<<<<

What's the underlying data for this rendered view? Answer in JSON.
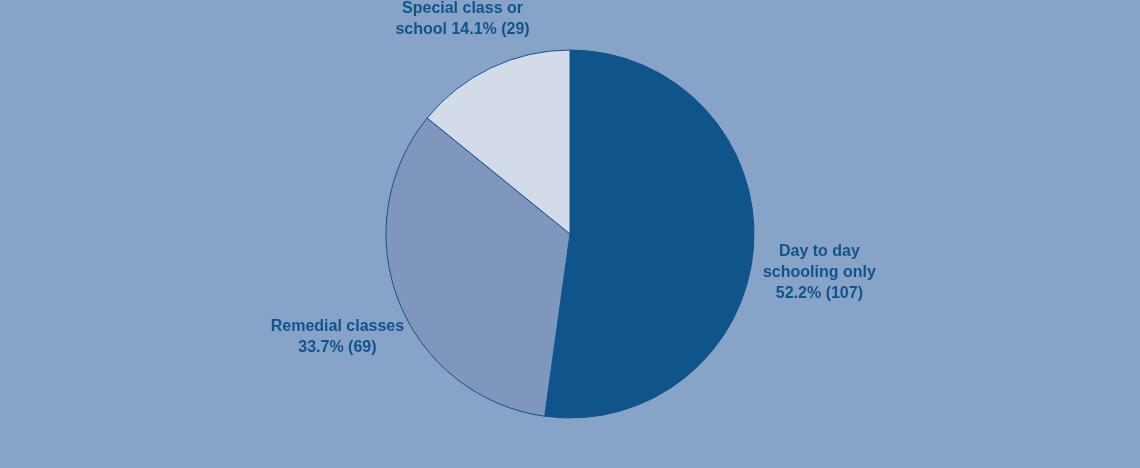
{
  "chart_data": {
    "type": "pie",
    "categories": [
      "Day to day schooling only",
      "Remedial classes",
      "Special class or school"
    ],
    "values": [
      107,
      69,
      29
    ],
    "value_labels": [
      "52.2% (107)",
      "33.7% (69)",
      "14.1% (29)"
    ],
    "colors": [
      "#10548c",
      "#7f96bd",
      "#d3dbe8"
    ]
  }
}
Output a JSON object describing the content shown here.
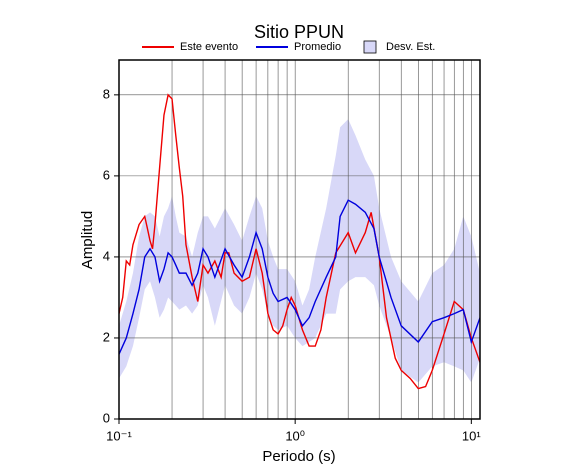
{
  "chart_data": {
    "type": "line",
    "title": "Sitio PPUN",
    "x_label": "Periodo (s)",
    "y_label": "Amplitud",
    "xscale": "log",
    "xlim": [
      0.1,
      11.2
    ],
    "ylim": [
      0,
      8.86
    ],
    "xticks": [
      {
        "value": 0.1,
        "label": "10⁻¹"
      },
      {
        "value": 1,
        "label": "10⁰"
      },
      {
        "value": 10,
        "label": "10¹"
      }
    ],
    "yticks": [
      0,
      2,
      4,
      6,
      8
    ],
    "grid": true,
    "minor_grid": true,
    "legend": "top",
    "series": [
      {
        "name": "Este evento",
        "style": "line",
        "color": "#ee0000",
        "x": [
          0.1,
          0.105,
          0.11,
          0.115,
          0.12,
          0.13,
          0.14,
          0.145,
          0.15,
          0.155,
          0.16,
          0.17,
          0.18,
          0.19,
          0.2,
          0.21,
          0.22,
          0.23,
          0.24,
          0.26,
          0.28,
          0.3,
          0.32,
          0.35,
          0.38,
          0.4,
          0.42,
          0.45,
          0.5,
          0.55,
          0.6,
          0.65,
          0.7,
          0.75,
          0.8,
          0.85,
          0.9,
          0.95,
          1.0,
          1.1,
          1.2,
          1.3,
          1.4,
          1.5,
          1.7,
          2.0,
          2.2,
          2.5,
          2.7,
          3.0,
          3.3,
          3.7,
          4.0,
          4.5,
          5.0,
          5.5,
          6.0,
          7.0,
          8.0,
          9.0,
          10,
          11.2
        ],
        "values": [
          2.6,
          3.0,
          3.9,
          3.8,
          4.3,
          4.8,
          5.0,
          4.7,
          4.4,
          4.2,
          4.8,
          6.2,
          7.5,
          8.0,
          7.9,
          7.0,
          6.2,
          5.5,
          4.3,
          3.5,
          2.9,
          3.8,
          3.6,
          3.9,
          3.5,
          4.1,
          4.1,
          3.6,
          3.4,
          3.5,
          4.2,
          3.6,
          2.6,
          2.2,
          2.1,
          2.3,
          2.7,
          3.0,
          2.8,
          2.2,
          1.8,
          1.8,
          2.2,
          3.0,
          4.1,
          4.6,
          4.1,
          4.6,
          5.1,
          4.0,
          2.5,
          1.5,
          1.2,
          1.0,
          0.75,
          0.8,
          1.2,
          2.1,
          2.9,
          2.7,
          2.0,
          1.4
        ]
      },
      {
        "name": "Promedio",
        "style": "line",
        "color": "#0000dd",
        "x": [
          0.1,
          0.11,
          0.12,
          0.13,
          0.14,
          0.15,
          0.16,
          0.17,
          0.18,
          0.19,
          0.2,
          0.21,
          0.22,
          0.24,
          0.26,
          0.28,
          0.3,
          0.32,
          0.35,
          0.4,
          0.45,
          0.5,
          0.55,
          0.6,
          0.65,
          0.7,
          0.75,
          0.8,
          0.9,
          1.0,
          1.1,
          1.2,
          1.3,
          1.5,
          1.7,
          1.8,
          2.0,
          2.2,
          2.5,
          2.8,
          3.0,
          3.5,
          4.0,
          5.0,
          6.0,
          7.0,
          8.0,
          9.0,
          10,
          11.2
        ],
        "values": [
          1.6,
          2.0,
          2.6,
          3.2,
          4.0,
          4.2,
          4.0,
          3.4,
          3.7,
          4.1,
          4.0,
          3.8,
          3.6,
          3.6,
          3.3,
          3.6,
          4.2,
          4.0,
          3.5,
          4.2,
          3.8,
          3.5,
          4.0,
          4.6,
          4.2,
          3.5,
          3.1,
          2.9,
          3.0,
          2.7,
          2.3,
          2.5,
          2.9,
          3.5,
          4.0,
          5.0,
          5.4,
          5.3,
          5.1,
          4.7,
          4.0,
          3.0,
          2.3,
          1.9,
          2.4,
          2.5,
          2.6,
          2.7,
          1.9,
          2.5
        ]
      },
      {
        "name": "Desv. Est.",
        "style": "band",
        "color": "#d8d8f8",
        "x": [
          0.1,
          0.11,
          0.12,
          0.13,
          0.14,
          0.15,
          0.16,
          0.17,
          0.18,
          0.19,
          0.2,
          0.21,
          0.22,
          0.24,
          0.26,
          0.28,
          0.3,
          0.32,
          0.35,
          0.4,
          0.45,
          0.5,
          0.55,
          0.6,
          0.65,
          0.7,
          0.75,
          0.8,
          0.9,
          1.0,
          1.1,
          1.2,
          1.3,
          1.5,
          1.7,
          1.8,
          2.0,
          2.2,
          2.5,
          2.8,
          3.0,
          3.5,
          4.0,
          5.0,
          6.0,
          7.0,
          8.0,
          9.0,
          10,
          11.2
        ],
        "lower": [
          1.0,
          1.3,
          1.8,
          2.5,
          3.2,
          3.4,
          3.0,
          2.5,
          2.7,
          3.0,
          2.9,
          2.8,
          2.7,
          2.8,
          2.6,
          2.8,
          3.3,
          3.0,
          2.3,
          3.3,
          2.8,
          2.6,
          3.0,
          3.6,
          3.2,
          2.6,
          2.3,
          2.2,
          2.3,
          2.0,
          1.8,
          1.9,
          2.0,
          2.6,
          2.6,
          3.2,
          3.4,
          3.5,
          3.5,
          3.3,
          2.8,
          2.0,
          1.2,
          0.9,
          1.3,
          1.4,
          1.3,
          1.2,
          0.9,
          1.5
        ],
        "upper": [
          2.3,
          2.9,
          3.6,
          4.5,
          5.0,
          5.1,
          5.0,
          4.5,
          5.0,
          5.2,
          5.5,
          5.0,
          4.6,
          4.5,
          4.0,
          4.6,
          5.0,
          5.0,
          4.7,
          5.2,
          4.8,
          4.4,
          5.0,
          5.5,
          5.2,
          4.4,
          4.0,
          3.7,
          3.7,
          3.4,
          2.8,
          3.2,
          4.0,
          5.2,
          6.5,
          7.2,
          7.4,
          7.0,
          6.4,
          6.0,
          5.2,
          4.0,
          3.4,
          2.9,
          3.6,
          3.8,
          4.2,
          5.0,
          4.5,
          3.6
        ]
      }
    ]
  }
}
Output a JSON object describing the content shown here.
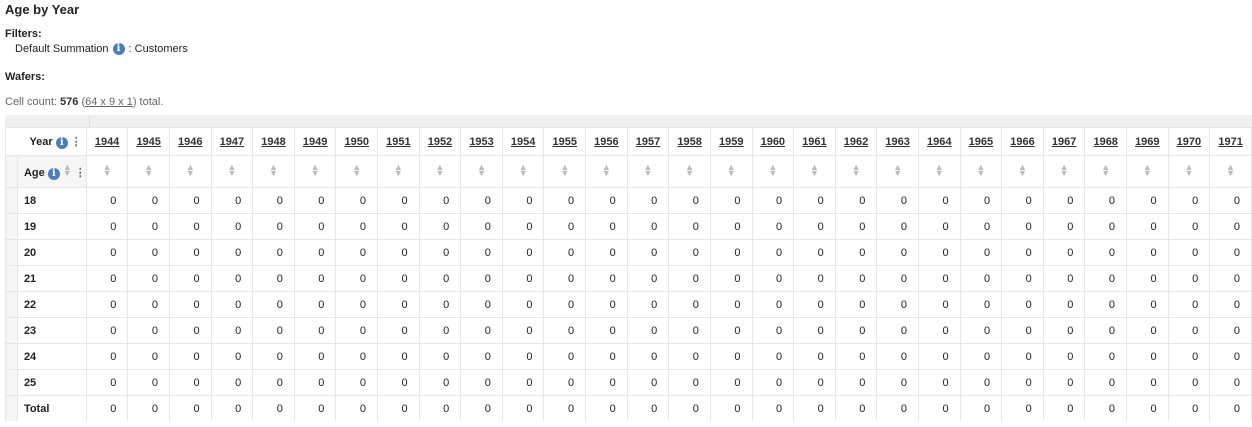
{
  "title": "Age by Year",
  "filters_label": "Filters:",
  "filter": {
    "name": "Default Summation",
    "value": ": Customers"
  },
  "wafers_label": "Wafers:",
  "cell_count": {
    "prefix": "Cell count: ",
    "count": "576",
    "open": " (",
    "dims": "64 x 9 x 1",
    "suffix": ") total."
  },
  "col_dim": "Year",
  "row_dim": "Age",
  "years": [
    "1944",
    "1945",
    "1946",
    "1947",
    "1948",
    "1949",
    "1950",
    "1951",
    "1952",
    "1953",
    "1954",
    "1955",
    "1956",
    "1957",
    "1958",
    "1959",
    "1960",
    "1961",
    "1962",
    "1963",
    "1964",
    "1965",
    "1966",
    "1967",
    "1968",
    "1969",
    "1970",
    "1971"
  ],
  "rows": [
    {
      "label": "18",
      "values": [
        0,
        0,
        0,
        0,
        0,
        0,
        0,
        0,
        0,
        0,
        0,
        0,
        0,
        0,
        0,
        0,
        0,
        0,
        0,
        0,
        0,
        0,
        0,
        0,
        0,
        0,
        0,
        0
      ]
    },
    {
      "label": "19",
      "values": [
        0,
        0,
        0,
        0,
        0,
        0,
        0,
        0,
        0,
        0,
        0,
        0,
        0,
        0,
        0,
        0,
        0,
        0,
        0,
        0,
        0,
        0,
        0,
        0,
        0,
        0,
        0,
        0
      ]
    },
    {
      "label": "20",
      "values": [
        0,
        0,
        0,
        0,
        0,
        0,
        0,
        0,
        0,
        0,
        0,
        0,
        0,
        0,
        0,
        0,
        0,
        0,
        0,
        0,
        0,
        0,
        0,
        0,
        0,
        0,
        0,
        0
      ]
    },
    {
      "label": "21",
      "values": [
        0,
        0,
        0,
        0,
        0,
        0,
        0,
        0,
        0,
        0,
        0,
        0,
        0,
        0,
        0,
        0,
        0,
        0,
        0,
        0,
        0,
        0,
        0,
        0,
        0,
        0,
        0,
        0
      ]
    },
    {
      "label": "22",
      "values": [
        0,
        0,
        0,
        0,
        0,
        0,
        0,
        0,
        0,
        0,
        0,
        0,
        0,
        0,
        0,
        0,
        0,
        0,
        0,
        0,
        0,
        0,
        0,
        0,
        0,
        0,
        0,
        0
      ]
    },
    {
      "label": "23",
      "values": [
        0,
        0,
        0,
        0,
        0,
        0,
        0,
        0,
        0,
        0,
        0,
        0,
        0,
        0,
        0,
        0,
        0,
        0,
        0,
        0,
        0,
        0,
        0,
        0,
        0,
        0,
        0,
        0
      ]
    },
    {
      "label": "24",
      "values": [
        0,
        0,
        0,
        0,
        0,
        0,
        0,
        0,
        0,
        0,
        0,
        0,
        0,
        0,
        0,
        0,
        0,
        0,
        0,
        0,
        0,
        0,
        0,
        0,
        0,
        0,
        0,
        0
      ]
    },
    {
      "label": "25",
      "values": [
        0,
        0,
        0,
        0,
        0,
        0,
        0,
        0,
        0,
        0,
        0,
        0,
        0,
        0,
        0,
        0,
        0,
        0,
        0,
        0,
        0,
        0,
        0,
        0,
        0,
        0,
        0,
        0
      ]
    },
    {
      "label": "Total",
      "values": [
        0,
        0,
        0,
        0,
        0,
        0,
        0,
        0,
        0,
        0,
        0,
        0,
        0,
        0,
        0,
        0,
        0,
        0,
        0,
        0,
        0,
        0,
        0,
        0,
        0,
        0,
        0,
        0
      ]
    }
  ]
}
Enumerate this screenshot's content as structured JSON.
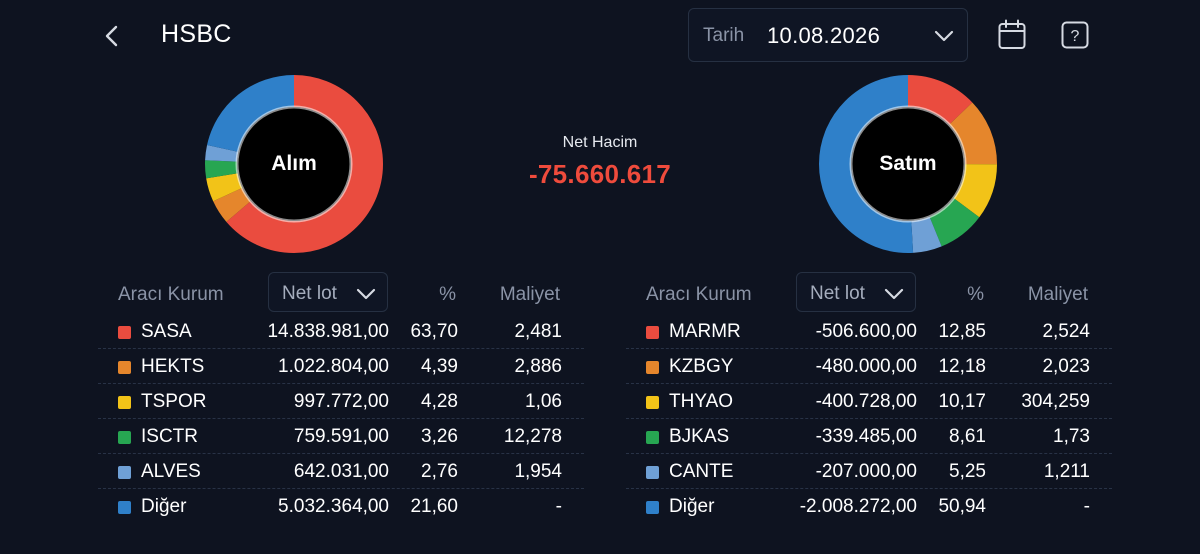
{
  "header": {
    "title": "HSBC",
    "date_label": "Tarih",
    "date_value": "10.08.2026"
  },
  "icons": {
    "back": "chevron-left-icon",
    "dropdown": "chevron-down-icon",
    "calendar": "calendar-icon",
    "help": "help-icon"
  },
  "colors": {
    "red": "#ea4c3f",
    "orange": "#e5862c",
    "yellow": "#f2c318",
    "green": "#27a652",
    "light_blue": "#6fa0d6",
    "blue": "#2f80c9",
    "negative": "#ef4b3c"
  },
  "summary": {
    "net_label": "Net Hacim",
    "net_value": "-75.660.617"
  },
  "buy": {
    "donut_label": "Alım",
    "header_broker": "Aracı Kurum",
    "sort_label": "Net lot",
    "header_pct": "%",
    "header_cost": "Maliyet",
    "rows": [
      {
        "name": "SASA",
        "lot": "14.838.981,00",
        "pct": "63,70",
        "cost": "2,481",
        "color": "#ea4c3f",
        "share": 63.7
      },
      {
        "name": "HEKTS",
        "lot": "1.022.804,00",
        "pct": "4,39",
        "cost": "2,886",
        "color": "#e5862c",
        "share": 4.39
      },
      {
        "name": "TSPOR",
        "lot": "997.772,00",
        "pct": "4,28",
        "cost": "1,06",
        "color": "#f2c318",
        "share": 4.28
      },
      {
        "name": "ISCTR",
        "lot": "759.591,00",
        "pct": "3,26",
        "cost": "12,278",
        "color": "#27a652",
        "share": 3.26
      },
      {
        "name": "ALVES",
        "lot": "642.031,00",
        "pct": "2,76",
        "cost": "1,954",
        "color": "#6fa0d6",
        "share": 2.76
      },
      {
        "name": "Diğer",
        "lot": "5.032.364,00",
        "pct": "21,60",
        "cost": "-",
        "color": "#2f80c9",
        "share": 21.6
      }
    ]
  },
  "sell": {
    "donut_label": "Satım",
    "header_broker": "Aracı Kurum",
    "sort_label": "Net lot",
    "header_pct": "%",
    "header_cost": "Maliyet",
    "rows": [
      {
        "name": "MARMR",
        "lot": "-506.600,00",
        "pct": "12,85",
        "cost": "2,524",
        "color": "#ea4c3f",
        "share": 12.85
      },
      {
        "name": "KZBGY",
        "lot": "-480.000,00",
        "pct": "12,18",
        "cost": "2,023",
        "color": "#e5862c",
        "share": 12.18
      },
      {
        "name": "THYAO",
        "lot": "-400.728,00",
        "pct": "10,17",
        "cost": "304,259",
        "color": "#f2c318",
        "share": 10.17
      },
      {
        "name": "BJKAS",
        "lot": "-339.485,00",
        "pct": "8,61",
        "cost": "1,73",
        "color": "#27a652",
        "share": 8.61
      },
      {
        "name": "CANTE",
        "lot": "-207.000,00",
        "pct": "5,25",
        "cost": "1,211",
        "color": "#6fa0d6",
        "share": 5.25
      },
      {
        "name": "Diğer",
        "lot": "-2.008.272,00",
        "pct": "50,94",
        "cost": "-",
        "color": "#2f80c9",
        "share": 50.94
      }
    ]
  }
}
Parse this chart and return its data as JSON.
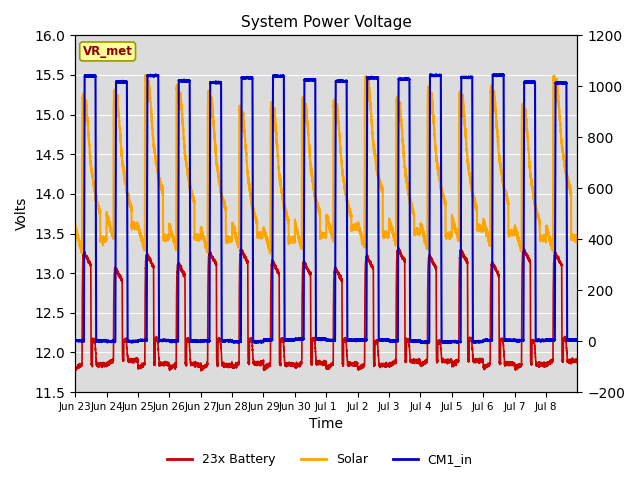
{
  "title": "System Power Voltage",
  "xlabel": "Time",
  "ylabel_left": "Volts",
  "ylim_left": [
    11.5,
    16.0
  ],
  "ylim_right": [
    -200,
    1200
  ],
  "background_color": "#ffffff",
  "plot_bg_color": "#dcdcdc",
  "grid_color": "#ffffff",
  "annotation_text": "VR_met",
  "annotation_bg": "#ffff99",
  "annotation_border": "#999900",
  "series": {
    "battery": {
      "color": "#cc0000",
      "label": "23x Battery",
      "lw": 1.2
    },
    "solar": {
      "color": "#FFA500",
      "label": "Solar",
      "lw": 1.5
    },
    "cm1_in": {
      "color": "#0000cc",
      "label": "CM1_in",
      "lw": 1.5
    }
  },
  "xtick_labels": [
    "Jun 23",
    "Jun 24",
    "Jun 25",
    "Jun 26",
    "Jun 27",
    "Jun 28",
    "Jun 29",
    "Jun 30",
    "Jul 1",
    "Jul 2",
    "Jul 3",
    "Jul 4",
    "Jul 5",
    "Jul 6",
    "Jul 7",
    "Jul 8"
  ],
  "yticks_left": [
    11.5,
    12.0,
    12.5,
    13.0,
    13.5,
    14.0,
    14.5,
    15.0,
    15.5,
    16.0
  ],
  "yticks_right": [
    -200,
    0,
    200,
    400,
    600,
    800,
    1000,
    1200
  ],
  "num_days": 16
}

>>>>

Say how many lines of the data include the word "JSON". Nothing other than the number should be given.

5